[Source records]
-- BEGIN --
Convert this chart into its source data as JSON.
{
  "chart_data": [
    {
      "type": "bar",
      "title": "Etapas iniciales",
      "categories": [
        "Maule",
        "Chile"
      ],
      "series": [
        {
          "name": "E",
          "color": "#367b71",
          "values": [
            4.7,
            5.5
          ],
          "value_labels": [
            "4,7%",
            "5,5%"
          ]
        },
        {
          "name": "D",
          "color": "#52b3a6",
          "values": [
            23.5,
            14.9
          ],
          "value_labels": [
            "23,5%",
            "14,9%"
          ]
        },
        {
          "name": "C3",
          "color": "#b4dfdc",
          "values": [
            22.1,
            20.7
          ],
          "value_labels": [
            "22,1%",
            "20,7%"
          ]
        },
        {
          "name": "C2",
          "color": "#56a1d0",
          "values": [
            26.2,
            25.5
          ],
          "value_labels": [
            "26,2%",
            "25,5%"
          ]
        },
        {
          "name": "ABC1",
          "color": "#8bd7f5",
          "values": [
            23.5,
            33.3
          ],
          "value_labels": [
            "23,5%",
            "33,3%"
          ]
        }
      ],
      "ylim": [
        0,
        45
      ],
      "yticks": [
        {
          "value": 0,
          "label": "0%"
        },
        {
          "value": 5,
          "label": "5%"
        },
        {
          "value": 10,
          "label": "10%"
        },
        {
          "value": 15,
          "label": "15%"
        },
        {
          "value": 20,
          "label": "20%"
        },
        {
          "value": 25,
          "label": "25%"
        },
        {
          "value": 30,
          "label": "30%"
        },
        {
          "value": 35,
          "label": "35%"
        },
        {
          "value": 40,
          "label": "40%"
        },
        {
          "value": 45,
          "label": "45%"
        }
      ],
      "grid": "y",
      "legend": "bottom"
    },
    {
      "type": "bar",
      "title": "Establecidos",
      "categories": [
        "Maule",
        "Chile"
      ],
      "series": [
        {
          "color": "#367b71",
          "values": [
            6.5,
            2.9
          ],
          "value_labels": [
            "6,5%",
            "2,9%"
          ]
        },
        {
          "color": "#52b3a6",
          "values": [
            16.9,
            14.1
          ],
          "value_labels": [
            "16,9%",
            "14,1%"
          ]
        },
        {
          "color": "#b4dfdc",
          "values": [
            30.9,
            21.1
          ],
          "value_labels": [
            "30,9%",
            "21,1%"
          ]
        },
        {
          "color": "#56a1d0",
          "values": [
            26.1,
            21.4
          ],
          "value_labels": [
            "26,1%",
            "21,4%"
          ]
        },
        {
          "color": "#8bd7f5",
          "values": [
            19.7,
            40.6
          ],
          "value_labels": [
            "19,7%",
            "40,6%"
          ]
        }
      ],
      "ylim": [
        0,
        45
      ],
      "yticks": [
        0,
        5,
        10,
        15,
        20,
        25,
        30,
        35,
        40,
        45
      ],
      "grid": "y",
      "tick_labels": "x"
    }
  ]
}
-- END --
[Task directions] Report only the number of lines in the listing that contain the word "name".

[Complete answer] 5